- _Problem_: Identify all lines in the listing that include the word "south", and copy them out.

- _A run of records_:
------------------------------

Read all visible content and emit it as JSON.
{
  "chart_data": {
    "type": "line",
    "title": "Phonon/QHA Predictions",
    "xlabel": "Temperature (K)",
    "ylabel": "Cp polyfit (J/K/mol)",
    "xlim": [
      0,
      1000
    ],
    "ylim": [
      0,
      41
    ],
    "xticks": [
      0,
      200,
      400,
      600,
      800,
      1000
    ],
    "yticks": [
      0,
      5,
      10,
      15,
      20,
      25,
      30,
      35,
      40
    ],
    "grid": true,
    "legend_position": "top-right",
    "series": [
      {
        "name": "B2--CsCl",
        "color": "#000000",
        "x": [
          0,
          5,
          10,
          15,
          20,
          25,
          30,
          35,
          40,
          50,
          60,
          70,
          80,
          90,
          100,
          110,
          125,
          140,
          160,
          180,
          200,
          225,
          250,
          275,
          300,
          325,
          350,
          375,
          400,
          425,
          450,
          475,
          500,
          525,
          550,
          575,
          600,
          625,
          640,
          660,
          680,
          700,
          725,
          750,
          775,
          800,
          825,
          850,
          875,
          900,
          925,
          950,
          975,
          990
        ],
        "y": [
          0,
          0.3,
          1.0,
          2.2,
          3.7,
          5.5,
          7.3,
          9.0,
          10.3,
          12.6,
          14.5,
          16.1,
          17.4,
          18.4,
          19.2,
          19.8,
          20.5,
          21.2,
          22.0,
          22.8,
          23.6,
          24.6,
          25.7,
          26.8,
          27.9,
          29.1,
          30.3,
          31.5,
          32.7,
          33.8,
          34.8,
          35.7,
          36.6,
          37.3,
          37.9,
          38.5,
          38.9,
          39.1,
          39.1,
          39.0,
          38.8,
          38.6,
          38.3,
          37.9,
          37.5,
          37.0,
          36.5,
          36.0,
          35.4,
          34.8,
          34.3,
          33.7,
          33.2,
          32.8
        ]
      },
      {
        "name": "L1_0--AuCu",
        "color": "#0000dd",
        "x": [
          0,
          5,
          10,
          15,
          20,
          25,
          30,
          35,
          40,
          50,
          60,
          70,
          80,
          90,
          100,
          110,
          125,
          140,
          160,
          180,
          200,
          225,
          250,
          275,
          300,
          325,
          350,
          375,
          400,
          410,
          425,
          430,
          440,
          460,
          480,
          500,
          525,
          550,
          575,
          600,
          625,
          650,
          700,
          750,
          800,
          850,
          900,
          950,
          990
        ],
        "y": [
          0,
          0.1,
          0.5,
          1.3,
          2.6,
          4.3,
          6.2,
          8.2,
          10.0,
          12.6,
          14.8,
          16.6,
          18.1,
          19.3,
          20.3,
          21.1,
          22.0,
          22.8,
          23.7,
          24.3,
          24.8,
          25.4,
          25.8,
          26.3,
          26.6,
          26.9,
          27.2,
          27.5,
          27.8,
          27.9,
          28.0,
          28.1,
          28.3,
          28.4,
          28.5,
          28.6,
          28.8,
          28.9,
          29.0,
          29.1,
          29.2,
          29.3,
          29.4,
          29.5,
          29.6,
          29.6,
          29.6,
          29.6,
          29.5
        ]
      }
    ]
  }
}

------------------------------

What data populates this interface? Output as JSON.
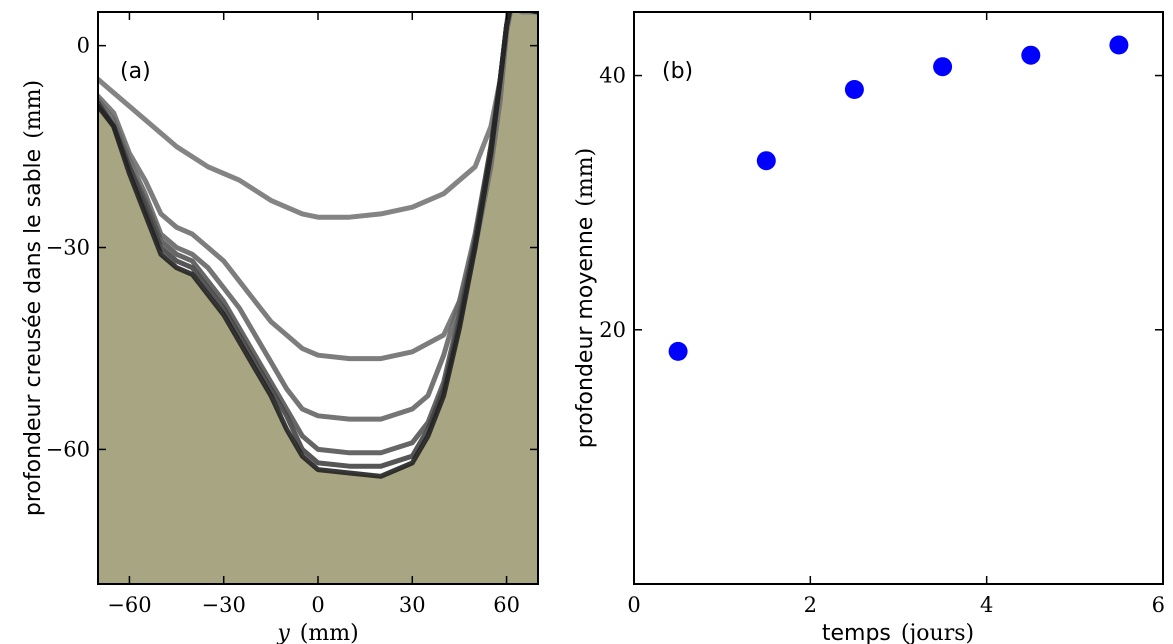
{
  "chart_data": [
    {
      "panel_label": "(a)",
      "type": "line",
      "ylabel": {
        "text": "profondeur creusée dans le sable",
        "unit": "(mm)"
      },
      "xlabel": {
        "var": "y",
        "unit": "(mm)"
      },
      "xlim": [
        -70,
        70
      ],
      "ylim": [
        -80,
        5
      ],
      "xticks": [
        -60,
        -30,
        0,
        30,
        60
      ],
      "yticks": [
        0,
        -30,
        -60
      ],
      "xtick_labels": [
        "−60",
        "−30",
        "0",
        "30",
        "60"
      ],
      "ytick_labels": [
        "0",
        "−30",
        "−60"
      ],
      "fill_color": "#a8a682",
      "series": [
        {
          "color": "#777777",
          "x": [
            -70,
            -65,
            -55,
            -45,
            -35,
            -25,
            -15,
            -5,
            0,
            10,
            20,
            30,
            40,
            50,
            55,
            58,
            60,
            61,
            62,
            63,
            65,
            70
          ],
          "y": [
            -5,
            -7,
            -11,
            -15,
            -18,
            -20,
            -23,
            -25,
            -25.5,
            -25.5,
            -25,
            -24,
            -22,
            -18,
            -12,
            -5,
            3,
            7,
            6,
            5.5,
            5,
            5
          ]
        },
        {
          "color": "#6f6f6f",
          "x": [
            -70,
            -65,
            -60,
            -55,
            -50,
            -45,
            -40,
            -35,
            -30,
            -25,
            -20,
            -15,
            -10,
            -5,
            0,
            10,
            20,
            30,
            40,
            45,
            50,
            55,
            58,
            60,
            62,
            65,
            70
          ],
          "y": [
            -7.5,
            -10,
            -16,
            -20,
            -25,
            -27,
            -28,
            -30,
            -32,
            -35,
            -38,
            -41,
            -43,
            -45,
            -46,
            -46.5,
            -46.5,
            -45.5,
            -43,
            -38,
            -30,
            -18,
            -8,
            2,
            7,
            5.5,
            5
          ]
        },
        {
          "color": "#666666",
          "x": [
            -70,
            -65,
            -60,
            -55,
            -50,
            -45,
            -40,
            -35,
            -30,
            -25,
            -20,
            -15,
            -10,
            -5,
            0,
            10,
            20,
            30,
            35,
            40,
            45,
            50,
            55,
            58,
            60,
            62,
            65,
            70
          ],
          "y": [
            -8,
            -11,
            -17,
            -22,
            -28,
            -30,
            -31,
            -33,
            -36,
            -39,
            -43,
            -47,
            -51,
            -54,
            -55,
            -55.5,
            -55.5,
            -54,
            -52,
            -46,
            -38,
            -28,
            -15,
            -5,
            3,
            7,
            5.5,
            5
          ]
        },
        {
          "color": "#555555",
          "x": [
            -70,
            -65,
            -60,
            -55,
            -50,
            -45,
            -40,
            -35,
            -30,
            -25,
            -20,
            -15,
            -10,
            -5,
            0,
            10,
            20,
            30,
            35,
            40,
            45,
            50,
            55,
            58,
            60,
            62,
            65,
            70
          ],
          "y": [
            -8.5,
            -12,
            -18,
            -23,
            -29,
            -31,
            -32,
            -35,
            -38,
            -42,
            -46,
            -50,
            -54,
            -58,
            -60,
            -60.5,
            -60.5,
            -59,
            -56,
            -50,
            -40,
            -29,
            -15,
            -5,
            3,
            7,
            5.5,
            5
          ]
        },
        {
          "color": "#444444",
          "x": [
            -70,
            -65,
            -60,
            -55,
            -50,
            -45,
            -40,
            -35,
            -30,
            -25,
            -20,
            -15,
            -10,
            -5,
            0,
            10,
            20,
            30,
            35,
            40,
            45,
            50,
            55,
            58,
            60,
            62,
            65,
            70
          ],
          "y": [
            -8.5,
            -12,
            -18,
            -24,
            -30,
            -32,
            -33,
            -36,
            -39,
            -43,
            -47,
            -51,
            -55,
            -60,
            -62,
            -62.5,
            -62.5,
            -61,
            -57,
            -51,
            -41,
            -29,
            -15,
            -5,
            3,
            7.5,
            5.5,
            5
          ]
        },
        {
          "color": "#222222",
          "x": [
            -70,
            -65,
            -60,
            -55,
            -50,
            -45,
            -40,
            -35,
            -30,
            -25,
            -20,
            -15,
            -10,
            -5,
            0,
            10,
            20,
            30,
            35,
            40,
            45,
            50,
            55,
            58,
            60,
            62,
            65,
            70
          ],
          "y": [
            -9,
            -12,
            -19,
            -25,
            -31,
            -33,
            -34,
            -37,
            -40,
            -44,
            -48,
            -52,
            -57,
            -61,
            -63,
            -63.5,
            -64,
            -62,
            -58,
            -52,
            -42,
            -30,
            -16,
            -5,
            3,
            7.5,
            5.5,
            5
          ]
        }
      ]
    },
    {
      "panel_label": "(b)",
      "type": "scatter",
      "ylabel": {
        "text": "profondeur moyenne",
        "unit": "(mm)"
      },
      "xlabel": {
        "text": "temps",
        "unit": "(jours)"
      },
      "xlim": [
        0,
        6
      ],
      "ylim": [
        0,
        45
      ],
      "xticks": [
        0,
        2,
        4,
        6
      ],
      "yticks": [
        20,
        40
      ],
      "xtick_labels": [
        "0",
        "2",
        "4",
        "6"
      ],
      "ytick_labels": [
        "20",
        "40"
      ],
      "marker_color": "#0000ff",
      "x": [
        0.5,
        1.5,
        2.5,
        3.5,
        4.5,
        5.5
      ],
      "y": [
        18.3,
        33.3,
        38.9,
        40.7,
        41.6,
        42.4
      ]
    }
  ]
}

------------------------------

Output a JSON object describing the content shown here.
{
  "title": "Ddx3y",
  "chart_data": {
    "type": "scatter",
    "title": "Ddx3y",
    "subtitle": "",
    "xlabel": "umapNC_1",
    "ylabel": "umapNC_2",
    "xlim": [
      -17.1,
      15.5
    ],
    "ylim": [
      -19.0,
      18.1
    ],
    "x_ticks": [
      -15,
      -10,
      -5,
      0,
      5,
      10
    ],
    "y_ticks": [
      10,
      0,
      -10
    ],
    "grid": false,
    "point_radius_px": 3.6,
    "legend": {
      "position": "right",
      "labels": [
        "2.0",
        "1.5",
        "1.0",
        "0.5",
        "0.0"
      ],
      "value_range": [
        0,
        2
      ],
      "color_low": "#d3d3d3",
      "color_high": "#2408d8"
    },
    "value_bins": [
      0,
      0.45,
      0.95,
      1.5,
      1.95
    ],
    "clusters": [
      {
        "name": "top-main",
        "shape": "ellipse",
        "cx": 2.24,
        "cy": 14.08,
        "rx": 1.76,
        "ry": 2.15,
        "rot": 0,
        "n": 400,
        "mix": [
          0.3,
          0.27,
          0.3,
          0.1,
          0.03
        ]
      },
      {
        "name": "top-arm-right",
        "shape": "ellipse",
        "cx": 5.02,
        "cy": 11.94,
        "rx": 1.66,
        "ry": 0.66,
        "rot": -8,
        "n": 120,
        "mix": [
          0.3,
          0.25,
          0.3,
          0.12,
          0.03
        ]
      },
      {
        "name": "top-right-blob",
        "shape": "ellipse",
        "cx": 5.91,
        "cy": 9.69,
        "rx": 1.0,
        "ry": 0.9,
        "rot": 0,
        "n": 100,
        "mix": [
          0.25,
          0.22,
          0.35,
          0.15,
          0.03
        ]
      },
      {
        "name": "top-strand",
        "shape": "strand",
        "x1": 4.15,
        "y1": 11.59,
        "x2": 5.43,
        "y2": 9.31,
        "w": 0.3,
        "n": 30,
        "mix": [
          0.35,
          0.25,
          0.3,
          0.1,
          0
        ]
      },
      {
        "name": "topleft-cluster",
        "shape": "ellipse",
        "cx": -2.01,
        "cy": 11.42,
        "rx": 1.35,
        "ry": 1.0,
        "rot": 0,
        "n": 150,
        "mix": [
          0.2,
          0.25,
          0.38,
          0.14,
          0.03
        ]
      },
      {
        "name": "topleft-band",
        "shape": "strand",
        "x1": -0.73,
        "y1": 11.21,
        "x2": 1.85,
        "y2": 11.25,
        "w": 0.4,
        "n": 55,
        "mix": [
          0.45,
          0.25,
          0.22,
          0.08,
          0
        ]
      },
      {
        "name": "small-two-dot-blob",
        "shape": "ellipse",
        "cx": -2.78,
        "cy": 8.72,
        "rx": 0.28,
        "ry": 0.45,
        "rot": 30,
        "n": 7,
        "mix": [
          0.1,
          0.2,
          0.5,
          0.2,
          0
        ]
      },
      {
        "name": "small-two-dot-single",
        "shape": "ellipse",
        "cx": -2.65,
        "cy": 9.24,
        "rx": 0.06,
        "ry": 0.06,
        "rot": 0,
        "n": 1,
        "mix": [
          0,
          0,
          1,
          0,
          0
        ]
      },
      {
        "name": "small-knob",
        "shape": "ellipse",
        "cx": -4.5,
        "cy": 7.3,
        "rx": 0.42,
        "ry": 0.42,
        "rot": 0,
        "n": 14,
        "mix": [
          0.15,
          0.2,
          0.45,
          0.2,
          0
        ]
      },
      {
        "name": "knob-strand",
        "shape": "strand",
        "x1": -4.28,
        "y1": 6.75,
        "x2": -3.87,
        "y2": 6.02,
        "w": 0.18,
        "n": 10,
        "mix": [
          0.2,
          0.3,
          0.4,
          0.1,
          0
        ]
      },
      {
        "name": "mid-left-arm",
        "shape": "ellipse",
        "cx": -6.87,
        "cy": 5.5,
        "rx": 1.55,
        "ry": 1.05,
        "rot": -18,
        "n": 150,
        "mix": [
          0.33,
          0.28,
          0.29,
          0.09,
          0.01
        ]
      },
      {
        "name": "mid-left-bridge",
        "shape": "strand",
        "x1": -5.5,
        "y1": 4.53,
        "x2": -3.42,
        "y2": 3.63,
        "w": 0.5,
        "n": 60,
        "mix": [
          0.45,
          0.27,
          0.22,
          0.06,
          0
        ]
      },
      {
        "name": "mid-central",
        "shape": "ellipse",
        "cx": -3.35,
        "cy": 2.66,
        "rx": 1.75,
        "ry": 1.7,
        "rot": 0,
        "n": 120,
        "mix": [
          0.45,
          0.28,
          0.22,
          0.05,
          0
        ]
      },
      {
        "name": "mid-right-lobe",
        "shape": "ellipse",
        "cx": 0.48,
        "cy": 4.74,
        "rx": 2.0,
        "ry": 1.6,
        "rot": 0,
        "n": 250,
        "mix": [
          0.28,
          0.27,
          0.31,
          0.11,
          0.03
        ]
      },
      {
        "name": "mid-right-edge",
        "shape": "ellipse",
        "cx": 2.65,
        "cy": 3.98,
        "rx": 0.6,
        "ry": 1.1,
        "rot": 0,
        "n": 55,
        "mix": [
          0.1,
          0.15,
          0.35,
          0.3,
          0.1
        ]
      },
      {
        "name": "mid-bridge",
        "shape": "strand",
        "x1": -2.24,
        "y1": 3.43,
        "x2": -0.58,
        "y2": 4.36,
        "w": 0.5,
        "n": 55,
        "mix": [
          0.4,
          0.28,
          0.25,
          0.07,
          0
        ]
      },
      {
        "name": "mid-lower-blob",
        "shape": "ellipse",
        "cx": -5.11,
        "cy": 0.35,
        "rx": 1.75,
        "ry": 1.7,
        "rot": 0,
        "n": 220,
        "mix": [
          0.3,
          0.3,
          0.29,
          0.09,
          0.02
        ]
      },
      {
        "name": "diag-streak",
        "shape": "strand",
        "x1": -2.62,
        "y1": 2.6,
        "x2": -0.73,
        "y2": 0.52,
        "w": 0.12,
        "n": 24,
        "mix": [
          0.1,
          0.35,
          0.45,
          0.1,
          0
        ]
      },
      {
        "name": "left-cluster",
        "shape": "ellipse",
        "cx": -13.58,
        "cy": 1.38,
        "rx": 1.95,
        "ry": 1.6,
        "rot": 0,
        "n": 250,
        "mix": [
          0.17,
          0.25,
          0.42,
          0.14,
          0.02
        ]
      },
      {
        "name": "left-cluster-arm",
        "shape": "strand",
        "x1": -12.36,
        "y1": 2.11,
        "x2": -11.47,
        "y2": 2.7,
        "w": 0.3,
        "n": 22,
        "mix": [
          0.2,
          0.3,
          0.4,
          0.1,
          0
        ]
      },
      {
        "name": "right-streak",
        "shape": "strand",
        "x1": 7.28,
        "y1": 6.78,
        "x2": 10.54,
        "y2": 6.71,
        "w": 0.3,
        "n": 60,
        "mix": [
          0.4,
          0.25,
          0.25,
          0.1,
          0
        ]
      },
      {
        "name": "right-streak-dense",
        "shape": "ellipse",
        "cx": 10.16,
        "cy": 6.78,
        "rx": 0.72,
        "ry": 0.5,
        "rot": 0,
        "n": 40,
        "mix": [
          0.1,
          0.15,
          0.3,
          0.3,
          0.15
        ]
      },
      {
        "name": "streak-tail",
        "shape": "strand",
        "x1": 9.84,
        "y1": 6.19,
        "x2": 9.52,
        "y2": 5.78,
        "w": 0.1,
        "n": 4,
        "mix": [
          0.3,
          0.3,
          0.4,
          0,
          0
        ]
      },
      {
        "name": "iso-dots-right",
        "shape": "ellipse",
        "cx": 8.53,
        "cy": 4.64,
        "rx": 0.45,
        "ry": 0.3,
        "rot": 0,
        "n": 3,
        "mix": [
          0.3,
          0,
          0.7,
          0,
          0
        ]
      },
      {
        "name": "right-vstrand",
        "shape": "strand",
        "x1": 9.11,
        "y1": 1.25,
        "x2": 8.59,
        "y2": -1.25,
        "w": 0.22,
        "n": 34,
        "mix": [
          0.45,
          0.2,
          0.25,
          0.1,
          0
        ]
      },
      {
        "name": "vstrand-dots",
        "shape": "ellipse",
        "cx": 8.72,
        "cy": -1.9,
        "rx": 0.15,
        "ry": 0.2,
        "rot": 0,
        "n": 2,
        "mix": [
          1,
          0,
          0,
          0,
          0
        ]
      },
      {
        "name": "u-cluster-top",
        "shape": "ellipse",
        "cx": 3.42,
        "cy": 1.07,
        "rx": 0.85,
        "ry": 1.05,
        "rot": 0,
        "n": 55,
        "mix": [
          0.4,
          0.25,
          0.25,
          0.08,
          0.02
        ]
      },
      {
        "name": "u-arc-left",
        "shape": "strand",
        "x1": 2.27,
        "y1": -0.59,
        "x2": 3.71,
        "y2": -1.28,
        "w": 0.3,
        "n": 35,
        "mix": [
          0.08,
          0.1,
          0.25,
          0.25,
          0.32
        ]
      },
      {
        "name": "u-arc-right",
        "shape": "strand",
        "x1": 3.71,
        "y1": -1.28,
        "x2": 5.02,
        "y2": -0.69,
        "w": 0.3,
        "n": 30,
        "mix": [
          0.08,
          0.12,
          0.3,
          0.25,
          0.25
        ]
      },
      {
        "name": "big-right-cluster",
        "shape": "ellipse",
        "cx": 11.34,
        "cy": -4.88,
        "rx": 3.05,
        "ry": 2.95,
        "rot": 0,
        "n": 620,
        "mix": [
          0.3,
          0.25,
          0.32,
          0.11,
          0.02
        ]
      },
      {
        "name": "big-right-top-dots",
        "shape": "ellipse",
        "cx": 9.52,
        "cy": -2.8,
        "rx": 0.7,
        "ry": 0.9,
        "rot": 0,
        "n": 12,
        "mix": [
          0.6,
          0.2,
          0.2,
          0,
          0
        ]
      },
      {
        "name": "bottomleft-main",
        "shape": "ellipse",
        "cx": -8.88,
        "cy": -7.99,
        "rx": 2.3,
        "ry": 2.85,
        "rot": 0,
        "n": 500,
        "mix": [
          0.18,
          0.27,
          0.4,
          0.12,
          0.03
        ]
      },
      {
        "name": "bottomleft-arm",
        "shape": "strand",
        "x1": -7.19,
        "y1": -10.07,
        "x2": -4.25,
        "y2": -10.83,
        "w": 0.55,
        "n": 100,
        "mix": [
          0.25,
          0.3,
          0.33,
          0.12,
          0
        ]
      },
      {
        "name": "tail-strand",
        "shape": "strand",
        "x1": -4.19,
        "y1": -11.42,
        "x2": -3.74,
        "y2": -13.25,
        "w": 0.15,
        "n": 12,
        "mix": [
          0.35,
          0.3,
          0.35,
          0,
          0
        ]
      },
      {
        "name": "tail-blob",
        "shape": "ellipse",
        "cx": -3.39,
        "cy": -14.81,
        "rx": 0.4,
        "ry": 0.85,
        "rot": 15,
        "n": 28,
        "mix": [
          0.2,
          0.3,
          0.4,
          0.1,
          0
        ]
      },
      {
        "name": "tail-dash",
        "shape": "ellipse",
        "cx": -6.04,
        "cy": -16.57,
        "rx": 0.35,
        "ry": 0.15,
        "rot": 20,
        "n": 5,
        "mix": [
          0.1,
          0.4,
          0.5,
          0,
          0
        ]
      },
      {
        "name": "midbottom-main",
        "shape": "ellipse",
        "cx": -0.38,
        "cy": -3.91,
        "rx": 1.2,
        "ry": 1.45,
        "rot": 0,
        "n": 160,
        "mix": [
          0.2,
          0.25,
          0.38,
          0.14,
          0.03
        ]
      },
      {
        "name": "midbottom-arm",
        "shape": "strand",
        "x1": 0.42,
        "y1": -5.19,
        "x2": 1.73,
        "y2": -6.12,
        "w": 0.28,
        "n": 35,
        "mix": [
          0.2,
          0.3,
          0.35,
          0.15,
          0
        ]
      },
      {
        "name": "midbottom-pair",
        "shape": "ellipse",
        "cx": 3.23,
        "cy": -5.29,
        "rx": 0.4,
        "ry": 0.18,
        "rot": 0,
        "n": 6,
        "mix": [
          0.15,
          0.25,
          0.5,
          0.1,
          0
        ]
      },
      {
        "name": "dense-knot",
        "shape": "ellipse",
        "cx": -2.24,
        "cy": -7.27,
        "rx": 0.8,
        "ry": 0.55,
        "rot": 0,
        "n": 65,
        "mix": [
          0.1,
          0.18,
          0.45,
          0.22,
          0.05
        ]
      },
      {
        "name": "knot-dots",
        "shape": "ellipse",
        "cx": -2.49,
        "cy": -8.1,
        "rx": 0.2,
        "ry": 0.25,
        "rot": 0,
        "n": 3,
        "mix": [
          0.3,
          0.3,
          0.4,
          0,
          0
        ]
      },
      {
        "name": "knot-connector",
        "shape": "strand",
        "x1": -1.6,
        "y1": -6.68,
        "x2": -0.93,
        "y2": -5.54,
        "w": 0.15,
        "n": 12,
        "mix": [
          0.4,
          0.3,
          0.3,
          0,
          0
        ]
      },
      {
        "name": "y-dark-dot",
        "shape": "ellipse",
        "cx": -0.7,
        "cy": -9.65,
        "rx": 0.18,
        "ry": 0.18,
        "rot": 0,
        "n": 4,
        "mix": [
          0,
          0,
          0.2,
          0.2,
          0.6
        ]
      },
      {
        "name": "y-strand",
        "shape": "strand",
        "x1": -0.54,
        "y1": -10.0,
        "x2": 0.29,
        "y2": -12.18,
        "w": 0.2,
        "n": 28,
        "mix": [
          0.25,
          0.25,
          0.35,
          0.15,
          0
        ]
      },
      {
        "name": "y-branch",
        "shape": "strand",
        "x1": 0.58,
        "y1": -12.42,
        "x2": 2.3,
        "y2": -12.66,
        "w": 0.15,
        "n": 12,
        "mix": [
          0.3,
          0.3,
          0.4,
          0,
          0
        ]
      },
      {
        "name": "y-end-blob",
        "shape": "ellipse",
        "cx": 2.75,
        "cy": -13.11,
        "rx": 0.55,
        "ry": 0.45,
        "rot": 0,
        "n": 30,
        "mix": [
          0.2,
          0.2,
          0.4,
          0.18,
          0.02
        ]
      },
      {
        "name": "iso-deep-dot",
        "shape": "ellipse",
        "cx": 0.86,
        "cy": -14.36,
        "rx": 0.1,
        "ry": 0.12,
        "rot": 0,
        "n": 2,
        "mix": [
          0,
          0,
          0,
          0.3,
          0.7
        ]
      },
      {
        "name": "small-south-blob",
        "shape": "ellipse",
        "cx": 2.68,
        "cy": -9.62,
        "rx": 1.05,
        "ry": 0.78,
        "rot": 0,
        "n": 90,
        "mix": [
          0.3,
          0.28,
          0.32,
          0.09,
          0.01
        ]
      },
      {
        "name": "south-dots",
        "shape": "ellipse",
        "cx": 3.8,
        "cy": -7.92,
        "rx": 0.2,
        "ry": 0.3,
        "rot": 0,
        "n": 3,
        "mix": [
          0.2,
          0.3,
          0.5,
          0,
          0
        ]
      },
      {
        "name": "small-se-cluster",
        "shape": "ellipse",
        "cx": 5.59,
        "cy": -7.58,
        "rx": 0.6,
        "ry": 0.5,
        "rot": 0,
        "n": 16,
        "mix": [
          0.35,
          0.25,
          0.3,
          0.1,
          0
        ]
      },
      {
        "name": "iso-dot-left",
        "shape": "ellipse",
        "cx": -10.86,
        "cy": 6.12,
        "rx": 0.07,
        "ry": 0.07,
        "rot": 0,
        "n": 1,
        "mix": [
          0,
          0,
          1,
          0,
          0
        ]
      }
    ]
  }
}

------------------------------

- _Answer to the exercise_:
        "name": "small-south-blob",
        "name": "south-dots",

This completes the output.